= Work to be completed =
Count how many lines below include the string "username", and give that number without anything else.

= Stored items =
start

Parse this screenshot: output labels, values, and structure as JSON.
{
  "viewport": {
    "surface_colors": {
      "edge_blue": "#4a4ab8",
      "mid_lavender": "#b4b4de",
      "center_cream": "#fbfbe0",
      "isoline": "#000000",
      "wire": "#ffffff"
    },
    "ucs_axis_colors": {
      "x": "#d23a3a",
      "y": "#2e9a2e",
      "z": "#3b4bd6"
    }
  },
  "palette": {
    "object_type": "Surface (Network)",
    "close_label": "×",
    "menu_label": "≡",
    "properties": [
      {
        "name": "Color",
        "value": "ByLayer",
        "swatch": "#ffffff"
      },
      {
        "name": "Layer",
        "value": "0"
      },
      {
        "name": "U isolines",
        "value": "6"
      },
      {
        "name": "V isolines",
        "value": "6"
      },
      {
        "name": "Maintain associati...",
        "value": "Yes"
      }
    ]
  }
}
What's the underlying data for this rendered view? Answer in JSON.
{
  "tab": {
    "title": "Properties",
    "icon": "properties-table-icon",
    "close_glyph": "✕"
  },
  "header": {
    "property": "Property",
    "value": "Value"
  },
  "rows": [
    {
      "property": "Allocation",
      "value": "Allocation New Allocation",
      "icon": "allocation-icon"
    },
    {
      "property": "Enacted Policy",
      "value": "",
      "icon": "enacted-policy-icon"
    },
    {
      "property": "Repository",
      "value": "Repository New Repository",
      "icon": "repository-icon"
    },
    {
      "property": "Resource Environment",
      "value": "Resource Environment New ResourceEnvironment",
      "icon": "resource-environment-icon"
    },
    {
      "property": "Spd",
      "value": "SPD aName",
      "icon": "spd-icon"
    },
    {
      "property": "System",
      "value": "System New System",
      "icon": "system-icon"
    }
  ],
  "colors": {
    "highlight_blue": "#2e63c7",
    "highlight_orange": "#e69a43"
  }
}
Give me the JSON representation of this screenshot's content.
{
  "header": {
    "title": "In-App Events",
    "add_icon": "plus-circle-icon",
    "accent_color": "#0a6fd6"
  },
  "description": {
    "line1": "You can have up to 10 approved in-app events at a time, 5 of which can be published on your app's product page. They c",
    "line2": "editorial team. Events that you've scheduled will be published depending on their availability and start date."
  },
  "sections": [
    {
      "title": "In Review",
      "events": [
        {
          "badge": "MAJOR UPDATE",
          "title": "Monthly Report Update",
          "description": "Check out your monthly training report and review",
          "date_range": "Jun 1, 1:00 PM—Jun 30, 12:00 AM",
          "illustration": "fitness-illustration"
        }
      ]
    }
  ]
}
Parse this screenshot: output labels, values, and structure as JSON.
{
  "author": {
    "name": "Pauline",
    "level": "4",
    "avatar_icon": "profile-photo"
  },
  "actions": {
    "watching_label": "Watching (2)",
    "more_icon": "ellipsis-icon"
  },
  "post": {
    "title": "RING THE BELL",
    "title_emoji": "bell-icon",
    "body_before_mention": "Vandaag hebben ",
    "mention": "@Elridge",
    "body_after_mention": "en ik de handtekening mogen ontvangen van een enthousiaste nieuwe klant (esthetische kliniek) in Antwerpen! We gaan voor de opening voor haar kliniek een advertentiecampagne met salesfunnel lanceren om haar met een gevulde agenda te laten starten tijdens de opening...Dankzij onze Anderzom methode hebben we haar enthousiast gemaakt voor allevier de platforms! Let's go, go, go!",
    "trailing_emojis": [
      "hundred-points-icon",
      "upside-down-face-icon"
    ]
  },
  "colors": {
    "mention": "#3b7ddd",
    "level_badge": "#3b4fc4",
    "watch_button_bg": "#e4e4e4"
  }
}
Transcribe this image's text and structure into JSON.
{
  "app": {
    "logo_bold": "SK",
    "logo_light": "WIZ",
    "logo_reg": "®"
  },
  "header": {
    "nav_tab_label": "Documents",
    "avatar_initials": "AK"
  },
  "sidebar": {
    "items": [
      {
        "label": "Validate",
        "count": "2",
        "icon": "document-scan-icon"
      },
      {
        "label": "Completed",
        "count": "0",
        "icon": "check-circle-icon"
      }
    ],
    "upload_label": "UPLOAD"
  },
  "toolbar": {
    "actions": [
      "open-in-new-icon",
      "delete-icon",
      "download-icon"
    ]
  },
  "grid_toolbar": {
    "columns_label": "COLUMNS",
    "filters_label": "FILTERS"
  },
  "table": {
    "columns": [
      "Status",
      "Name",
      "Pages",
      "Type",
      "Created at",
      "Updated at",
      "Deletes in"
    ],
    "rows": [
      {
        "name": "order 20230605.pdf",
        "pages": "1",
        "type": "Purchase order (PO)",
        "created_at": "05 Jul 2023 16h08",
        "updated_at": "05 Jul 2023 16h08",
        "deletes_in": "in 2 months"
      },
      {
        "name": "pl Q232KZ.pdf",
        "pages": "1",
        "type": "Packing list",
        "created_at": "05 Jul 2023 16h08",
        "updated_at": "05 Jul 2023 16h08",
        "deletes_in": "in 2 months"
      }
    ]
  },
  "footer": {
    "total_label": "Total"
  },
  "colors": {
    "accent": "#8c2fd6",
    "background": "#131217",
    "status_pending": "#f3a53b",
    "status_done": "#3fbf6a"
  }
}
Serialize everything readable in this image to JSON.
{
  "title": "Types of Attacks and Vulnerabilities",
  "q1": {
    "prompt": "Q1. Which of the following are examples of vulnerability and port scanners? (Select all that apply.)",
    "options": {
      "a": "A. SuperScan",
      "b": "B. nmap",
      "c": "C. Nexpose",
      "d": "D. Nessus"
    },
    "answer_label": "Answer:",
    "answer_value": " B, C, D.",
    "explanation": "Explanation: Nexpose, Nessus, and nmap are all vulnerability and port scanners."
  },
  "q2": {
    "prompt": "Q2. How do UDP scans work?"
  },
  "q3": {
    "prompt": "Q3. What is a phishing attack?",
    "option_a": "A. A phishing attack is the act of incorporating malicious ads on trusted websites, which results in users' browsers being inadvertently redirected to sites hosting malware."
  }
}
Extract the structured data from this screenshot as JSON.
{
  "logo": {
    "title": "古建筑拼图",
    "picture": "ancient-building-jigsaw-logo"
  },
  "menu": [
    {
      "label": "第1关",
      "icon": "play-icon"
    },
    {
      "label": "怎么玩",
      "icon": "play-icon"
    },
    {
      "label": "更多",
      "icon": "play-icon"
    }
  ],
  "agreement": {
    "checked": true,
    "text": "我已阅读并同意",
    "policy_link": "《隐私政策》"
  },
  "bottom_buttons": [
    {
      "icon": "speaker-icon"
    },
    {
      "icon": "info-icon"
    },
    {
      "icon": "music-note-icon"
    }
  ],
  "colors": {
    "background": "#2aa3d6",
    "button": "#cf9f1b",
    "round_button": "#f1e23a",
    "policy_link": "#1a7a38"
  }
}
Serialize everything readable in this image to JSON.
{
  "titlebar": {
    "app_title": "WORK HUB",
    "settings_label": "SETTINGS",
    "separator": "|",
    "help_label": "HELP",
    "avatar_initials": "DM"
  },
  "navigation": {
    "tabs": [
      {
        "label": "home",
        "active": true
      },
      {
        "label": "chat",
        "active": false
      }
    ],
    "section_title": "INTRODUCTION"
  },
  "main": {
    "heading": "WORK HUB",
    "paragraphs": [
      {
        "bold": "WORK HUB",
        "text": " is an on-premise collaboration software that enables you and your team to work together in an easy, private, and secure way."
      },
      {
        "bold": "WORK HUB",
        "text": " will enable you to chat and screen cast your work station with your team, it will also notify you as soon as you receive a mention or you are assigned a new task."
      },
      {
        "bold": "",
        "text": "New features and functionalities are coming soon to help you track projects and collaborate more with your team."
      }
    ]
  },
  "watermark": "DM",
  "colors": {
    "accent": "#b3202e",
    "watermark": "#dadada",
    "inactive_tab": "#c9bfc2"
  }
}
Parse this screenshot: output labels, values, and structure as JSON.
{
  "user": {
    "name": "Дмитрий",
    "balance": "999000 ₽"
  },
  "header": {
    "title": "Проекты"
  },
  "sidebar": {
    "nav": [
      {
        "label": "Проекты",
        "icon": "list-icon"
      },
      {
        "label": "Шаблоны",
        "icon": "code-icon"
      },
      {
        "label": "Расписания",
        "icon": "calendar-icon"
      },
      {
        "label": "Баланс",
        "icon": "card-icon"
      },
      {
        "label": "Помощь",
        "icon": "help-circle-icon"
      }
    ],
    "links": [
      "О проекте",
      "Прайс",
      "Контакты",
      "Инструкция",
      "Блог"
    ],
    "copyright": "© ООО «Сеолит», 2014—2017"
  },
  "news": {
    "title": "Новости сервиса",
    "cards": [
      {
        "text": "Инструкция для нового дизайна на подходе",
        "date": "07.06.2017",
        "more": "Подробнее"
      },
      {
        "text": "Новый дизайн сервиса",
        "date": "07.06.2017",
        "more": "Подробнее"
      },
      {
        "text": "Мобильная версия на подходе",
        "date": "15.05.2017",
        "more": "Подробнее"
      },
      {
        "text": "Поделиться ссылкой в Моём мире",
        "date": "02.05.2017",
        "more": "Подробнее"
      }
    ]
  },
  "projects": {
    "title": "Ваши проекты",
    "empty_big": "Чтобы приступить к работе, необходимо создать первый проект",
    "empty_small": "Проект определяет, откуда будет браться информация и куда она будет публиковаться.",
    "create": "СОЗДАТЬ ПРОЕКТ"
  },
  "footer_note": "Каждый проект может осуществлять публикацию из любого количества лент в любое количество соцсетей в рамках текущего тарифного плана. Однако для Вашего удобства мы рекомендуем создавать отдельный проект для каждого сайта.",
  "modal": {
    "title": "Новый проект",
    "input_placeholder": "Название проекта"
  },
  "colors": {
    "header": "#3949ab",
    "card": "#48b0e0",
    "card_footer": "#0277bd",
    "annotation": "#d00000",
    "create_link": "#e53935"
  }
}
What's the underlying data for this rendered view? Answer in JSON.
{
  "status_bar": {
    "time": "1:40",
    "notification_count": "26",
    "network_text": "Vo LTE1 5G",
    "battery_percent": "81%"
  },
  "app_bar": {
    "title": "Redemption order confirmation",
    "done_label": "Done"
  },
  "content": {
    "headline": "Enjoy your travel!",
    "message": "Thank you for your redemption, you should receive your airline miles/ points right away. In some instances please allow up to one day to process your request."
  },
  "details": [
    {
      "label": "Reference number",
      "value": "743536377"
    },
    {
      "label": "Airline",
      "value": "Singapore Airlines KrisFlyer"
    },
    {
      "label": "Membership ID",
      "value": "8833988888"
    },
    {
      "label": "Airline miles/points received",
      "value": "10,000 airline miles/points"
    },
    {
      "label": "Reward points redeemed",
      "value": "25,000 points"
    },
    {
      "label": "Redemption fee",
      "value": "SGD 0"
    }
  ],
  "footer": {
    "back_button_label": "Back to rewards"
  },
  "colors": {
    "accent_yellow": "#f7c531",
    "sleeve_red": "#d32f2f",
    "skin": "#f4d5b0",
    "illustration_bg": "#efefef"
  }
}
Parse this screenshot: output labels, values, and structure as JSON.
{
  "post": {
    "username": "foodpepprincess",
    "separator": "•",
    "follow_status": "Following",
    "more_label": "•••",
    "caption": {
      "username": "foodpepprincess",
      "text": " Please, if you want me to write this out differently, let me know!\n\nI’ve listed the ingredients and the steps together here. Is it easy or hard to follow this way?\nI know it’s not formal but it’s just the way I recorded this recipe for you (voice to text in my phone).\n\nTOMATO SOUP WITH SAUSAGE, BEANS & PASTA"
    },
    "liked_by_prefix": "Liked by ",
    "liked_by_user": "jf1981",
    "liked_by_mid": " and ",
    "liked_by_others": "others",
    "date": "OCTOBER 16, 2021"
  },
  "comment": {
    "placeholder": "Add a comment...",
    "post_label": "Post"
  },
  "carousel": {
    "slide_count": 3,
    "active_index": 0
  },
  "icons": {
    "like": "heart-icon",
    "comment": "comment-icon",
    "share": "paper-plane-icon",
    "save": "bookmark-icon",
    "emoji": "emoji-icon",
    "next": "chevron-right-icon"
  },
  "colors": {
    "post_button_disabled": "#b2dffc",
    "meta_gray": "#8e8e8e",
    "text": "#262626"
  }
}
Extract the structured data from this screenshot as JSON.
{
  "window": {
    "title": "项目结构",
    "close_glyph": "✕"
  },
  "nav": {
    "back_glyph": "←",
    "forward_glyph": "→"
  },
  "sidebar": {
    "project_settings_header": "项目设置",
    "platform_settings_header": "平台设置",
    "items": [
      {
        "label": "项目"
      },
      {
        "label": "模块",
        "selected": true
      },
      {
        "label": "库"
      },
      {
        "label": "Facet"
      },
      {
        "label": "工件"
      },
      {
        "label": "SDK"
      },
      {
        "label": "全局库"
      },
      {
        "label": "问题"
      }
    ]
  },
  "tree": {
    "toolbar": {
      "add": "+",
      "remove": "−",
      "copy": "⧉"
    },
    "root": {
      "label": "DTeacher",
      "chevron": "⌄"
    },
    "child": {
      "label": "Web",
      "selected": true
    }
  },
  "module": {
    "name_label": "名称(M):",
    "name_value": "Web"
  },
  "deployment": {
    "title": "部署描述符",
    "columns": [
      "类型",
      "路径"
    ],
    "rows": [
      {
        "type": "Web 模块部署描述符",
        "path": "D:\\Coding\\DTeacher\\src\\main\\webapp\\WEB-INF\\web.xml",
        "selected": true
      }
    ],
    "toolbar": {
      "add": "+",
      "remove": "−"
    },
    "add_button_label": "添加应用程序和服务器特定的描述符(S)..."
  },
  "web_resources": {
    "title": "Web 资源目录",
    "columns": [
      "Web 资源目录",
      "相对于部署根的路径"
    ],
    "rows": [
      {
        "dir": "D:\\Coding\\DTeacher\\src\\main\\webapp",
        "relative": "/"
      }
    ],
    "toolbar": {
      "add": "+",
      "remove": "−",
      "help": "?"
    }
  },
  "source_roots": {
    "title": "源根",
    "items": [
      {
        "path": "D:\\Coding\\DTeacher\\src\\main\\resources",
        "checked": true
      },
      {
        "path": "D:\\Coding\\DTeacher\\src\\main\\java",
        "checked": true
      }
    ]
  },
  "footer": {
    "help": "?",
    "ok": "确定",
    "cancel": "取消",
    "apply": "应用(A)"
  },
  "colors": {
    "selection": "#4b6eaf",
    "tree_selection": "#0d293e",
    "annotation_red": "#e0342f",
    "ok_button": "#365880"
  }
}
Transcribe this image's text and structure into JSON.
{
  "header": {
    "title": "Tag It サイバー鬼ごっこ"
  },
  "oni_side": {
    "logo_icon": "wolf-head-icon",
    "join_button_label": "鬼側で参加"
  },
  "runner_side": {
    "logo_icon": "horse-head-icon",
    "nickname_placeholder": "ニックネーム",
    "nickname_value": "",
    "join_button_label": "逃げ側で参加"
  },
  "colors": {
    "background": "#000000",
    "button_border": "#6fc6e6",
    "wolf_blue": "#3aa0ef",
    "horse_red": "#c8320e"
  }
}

end

= Finished exercise =
2